Reproduce every line in the listing that contains the word "قريش".

━━ RAW DATA ━━

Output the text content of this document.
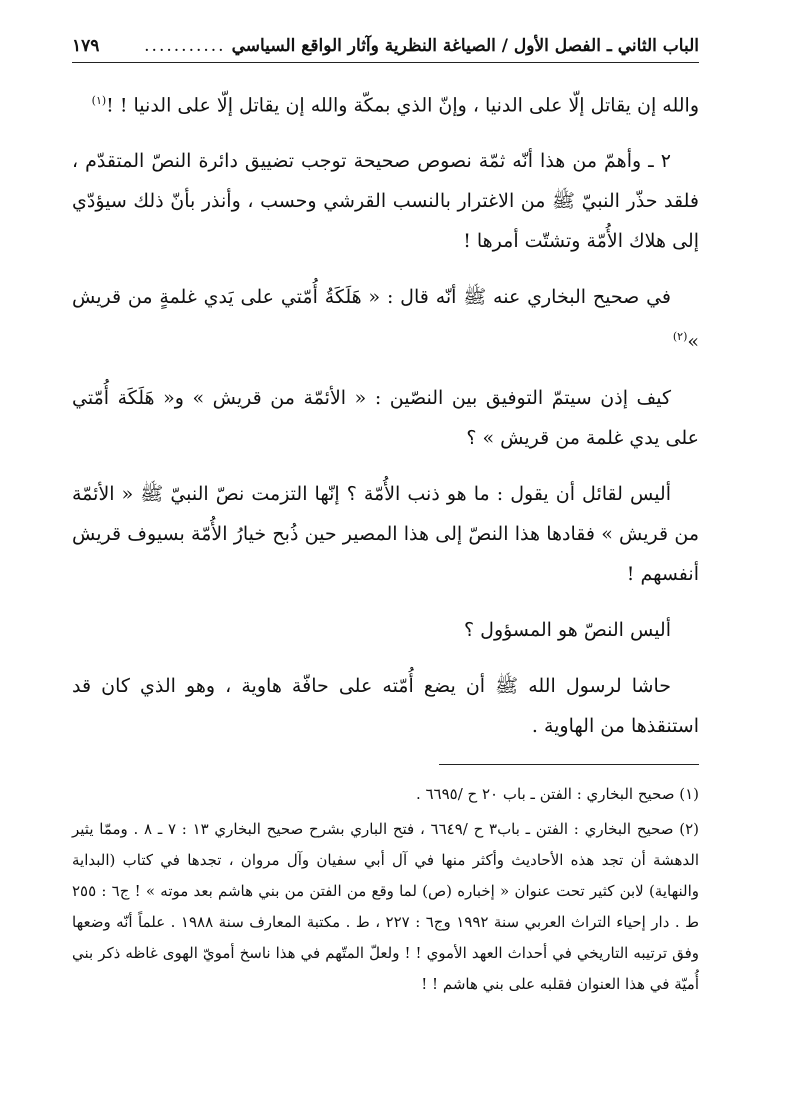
الباب الثاني ـ الفصل الأول / الصياغة النظرية وآثار الواقع السياسي
...........
١٧٩

والله إن يقاتل إلّا على الدنيا ، وإنّ الذي بمكّة والله إن يقاتل إلّا على الدنيا ! !$^{(١)}$

٢ ـ وأهمّ من هذا أنّه ثمّة نصوص صحيحة توجب تضييق دائرة النصّ المتقدّم ، فلقد حذّر النبيّ ﷺ من الاغترار بالنسب القرشي وحسب ، وأنذر بأنّ ذلك سيؤدّي إلى هلاك الأُمّة وتشتّت أمرها !

في صحيح البخاري عنه ﷺ أنّه قال : « هَلَكَةُ أُمّتي على يَدي غلمةٍ من قريش »$^{(٢)}$

كيف إذن سيتمّ التوفيق بين النصّين : « الأئمّة من قريش » و« هَلَكَة أُمّتي على يدي غلمة من قريش » ؟

أليس لقائل أن يقول : ما هو ذنب الأُمّة ؟ إنّها التزمت نصّ النبيّ ﷺ « الأئمّة من قريش » فقادها هذا النصّ إلى هذا المصير حين ذُبح خيارُ الأُمّة بسيوف قريش أنفسهم !

أليس النصّ هو المسؤول ؟

حاشا لرسول الله ﷺ أن يضع أُمّته على حافّة هاوية ، وهو الذي كان قد استنقذها من الهاوية .

(١) صحيح البخاري : الفتن ـ باب ٢٠ ح /٦٦٩٥ .

(٢) صحيح البخاري : الفتن ـ باب٣ ح /٦٦٤٩ ، فتح الباري بشرح صحيح البخاري ١٣ : ٧ ـ ٨ . وممّا يثير الدهشة أن تجد هذه الأحاديث وأكثر منها في آل أبي سفيان وآل مروان ، تجدها في كتاب (البداية والنهاية) لابن كثير تحت عنوان « إخباره (ص) لما وقع من الفتن من بني هاشم بعد موته » ! ج٦ : ٢٥٥ ط . دار إحياء التراث العربي سنة ١٩٩٢ وج٦ : ٢٢٧ ، ط . مكتبة المعارف سنة ١٩٨٨ . علماً أنّه وضعها وفق ترتيبه التاريخي في أحداث العهد الأموي ! ! ولعلّ المتّهم في هذا ناسخ أمويّ الهوى غاظه ذكر بني أُميّة في هذا العنوان فقلبه على بني هاشم ! !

━━━

EXERCISE ANSWER |
في صحيح البخاري عنه ﷺ أنّه قال : « هَلَكَةُ أُمّتي على يَدي غلمةٍ من قريش »$^{(٢)}$
كيف إذن سيتمّ التوفيق بين النصّين : « الأئمّة من قريش » و« هَلَكَة أُمّتي على يدي غلمة من قريش » ؟
أليس لقائل أن يقول : ما هو ذنب الأُمّة ؟ إنّها التزمت نصّ النبيّ ﷺ « الأئمّة من قريش » فقادها هذا النصّ إلى هذا المصير حين ذُبح خيارُ الأُمّة بسيوف قريش أنفسهم !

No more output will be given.